## Directions for this task:
Your task is to repeat the entries underneath exactly, minus the pictures.

## Dataset:
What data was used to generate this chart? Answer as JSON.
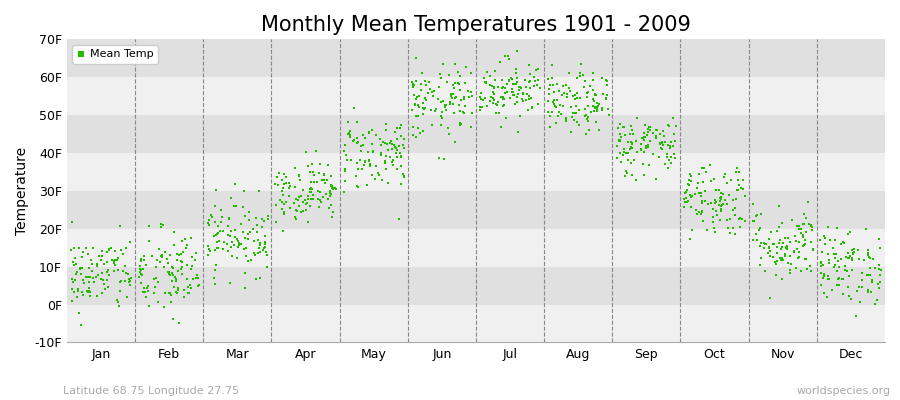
{
  "title": "Monthly Mean Temperatures 1901 - 2009",
  "ylabel": "Temperature",
  "xlabel_labels": [
    "Jan",
    "Feb",
    "Mar",
    "Apr",
    "May",
    "Jun",
    "Jul",
    "Aug",
    "Sep",
    "Oct",
    "Nov",
    "Dec"
  ],
  "subtitle": "Latitude 68.75 Longitude 27.75",
  "watermark": "worldspecies.org",
  "dot_color": "#22bb00",
  "dot_size": 3,
  "ylim": [
    -10,
    70
  ],
  "yticks": [
    -10,
    0,
    10,
    20,
    30,
    40,
    50,
    60,
    70
  ],
  "ytick_labels": [
    "-10F",
    "0F",
    "10F",
    "20F",
    "30F",
    "40F",
    "50F",
    "60F",
    "70F"
  ],
  "background_color": "#ffffff",
  "band_color_light": "#f0f0f0",
  "band_color_dark": "#e0e0e0",
  "title_fontsize": 15,
  "legend_label": "Mean Temp",
  "monthly_means_F": [
    8,
    8,
    18,
    30,
    40,
    53,
    57,
    53,
    42,
    28,
    16,
    10
  ],
  "monthly_stds_F": [
    5,
    6,
    5,
    4,
    5,
    5,
    4,
    4,
    4,
    5,
    5,
    5
  ],
  "n_years": 109,
  "seed": 42
}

## Answer to the exercise:
What data was used to generate this chart? Answer as JSON.
{
  "title": "Monthly Mean Temperatures 1901 - 2009",
  "ylabel": "Temperature",
  "xlabel_labels": [
    "Jan",
    "Feb",
    "Mar",
    "Apr",
    "May",
    "Jun",
    "Jul",
    "Aug",
    "Sep",
    "Oct",
    "Nov",
    "Dec"
  ],
  "subtitle": "Latitude 68.75 Longitude 27.75",
  "watermark": "worldspecies.org",
  "dot_color": "#22bb00",
  "dot_size": 3,
  "ylim": [
    -10,
    70
  ],
  "yticks": [
    -10,
    0,
    10,
    20,
    30,
    40,
    50,
    60,
    70
  ],
  "ytick_labels": [
    "-10F",
    "0F",
    "10F",
    "20F",
    "30F",
    "40F",
    "50F",
    "60F",
    "70F"
  ],
  "background_color": "#ffffff",
  "band_color_light": "#f0f0f0",
  "band_color_dark": "#e0e0e0",
  "title_fontsize": 15,
  "legend_label": "Mean Temp",
  "monthly_means_F": [
    8,
    8,
    18,
    30,
    40,
    53,
    57,
    53,
    42,
    28,
    16,
    10
  ],
  "monthly_stds_F": [
    5,
    6,
    5,
    4,
    5,
    5,
    4,
    4,
    4,
    5,
    5,
    5
  ],
  "n_years": 109,
  "seed": 42
}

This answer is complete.